Data provided start
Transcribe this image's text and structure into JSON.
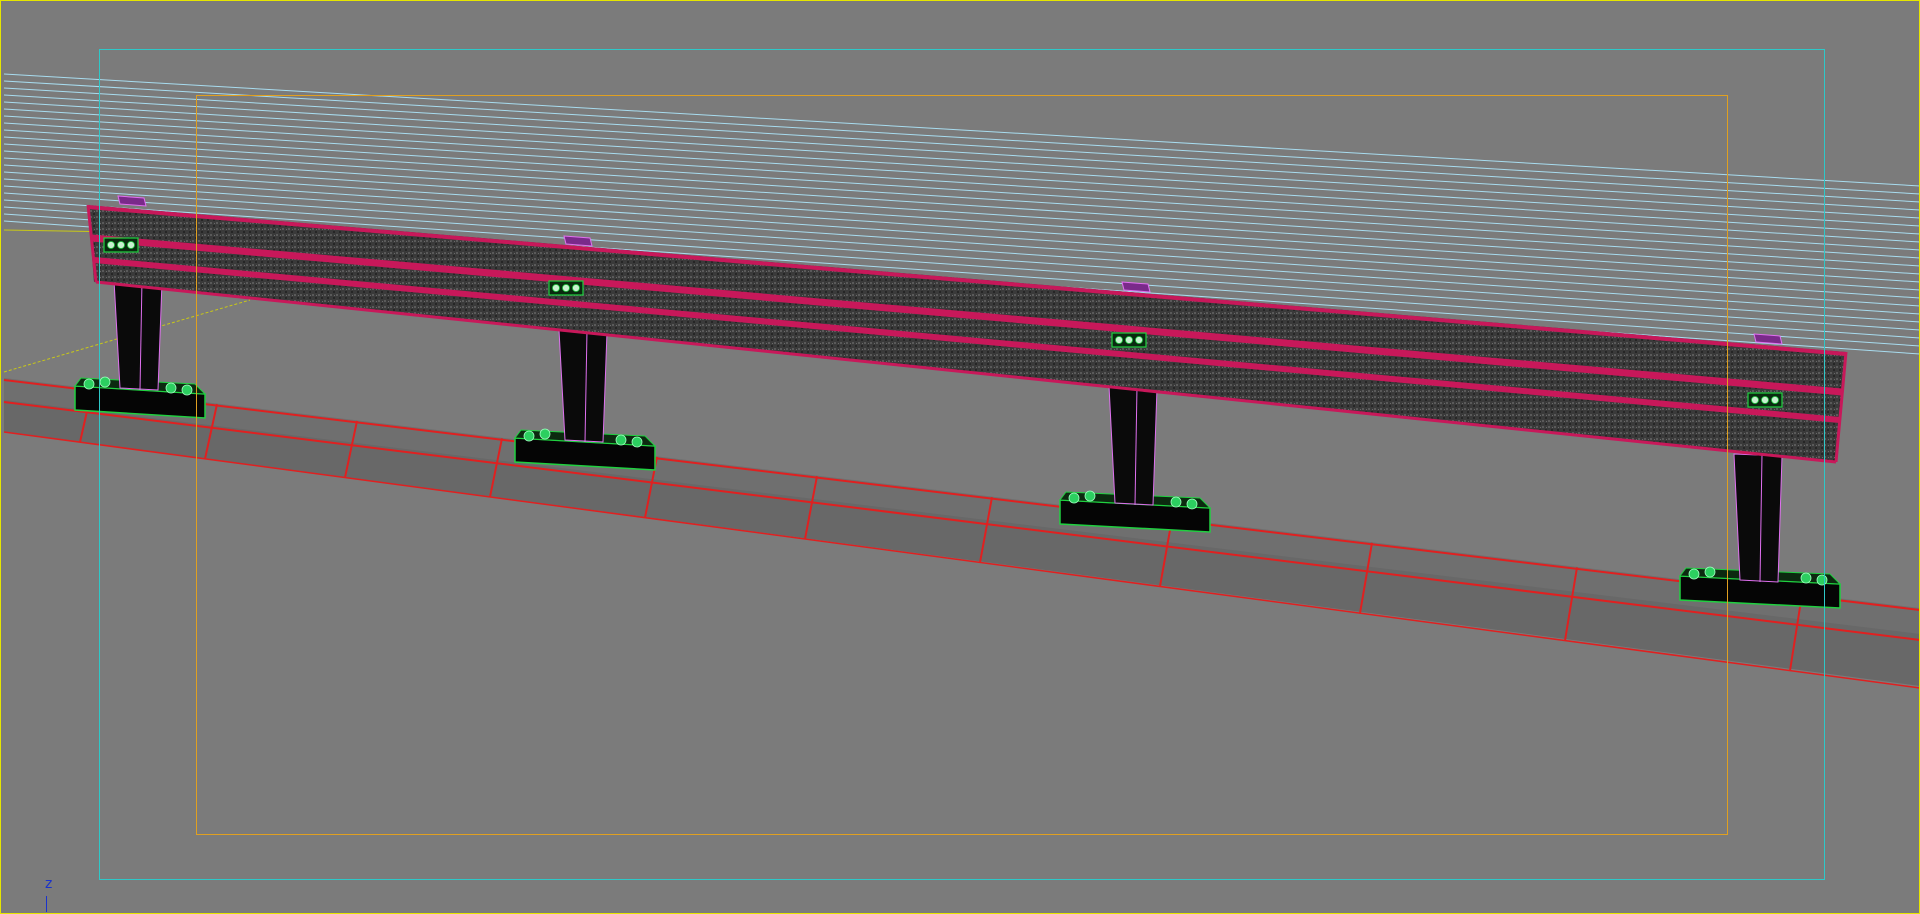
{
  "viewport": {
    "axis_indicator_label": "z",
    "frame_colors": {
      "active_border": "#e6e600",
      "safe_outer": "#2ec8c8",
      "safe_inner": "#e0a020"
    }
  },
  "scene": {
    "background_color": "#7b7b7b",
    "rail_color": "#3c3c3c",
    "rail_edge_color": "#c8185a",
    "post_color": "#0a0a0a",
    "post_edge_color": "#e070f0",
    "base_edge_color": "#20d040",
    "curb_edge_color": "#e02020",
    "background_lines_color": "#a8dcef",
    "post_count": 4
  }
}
Data provided end
» **Given problem**: Retype the entries word for word. Omit any images.

» **Written reply**:
Transcribe this image's text and structure into JSON.
{
  "viewport": {
    "axis_indicator_label": "z",
    "frame_colors": {
      "active_border": "#e6e600",
      "safe_outer": "#2ec8c8",
      "safe_inner": "#e0a020"
    }
  },
  "scene": {
    "background_color": "#7b7b7b",
    "rail_color": "#3c3c3c",
    "rail_edge_color": "#c8185a",
    "post_color": "#0a0a0a",
    "post_edge_color": "#e070f0",
    "base_edge_color": "#20d040",
    "curb_edge_color": "#e02020",
    "background_lines_color": "#a8dcef",
    "post_count": 4
  }
}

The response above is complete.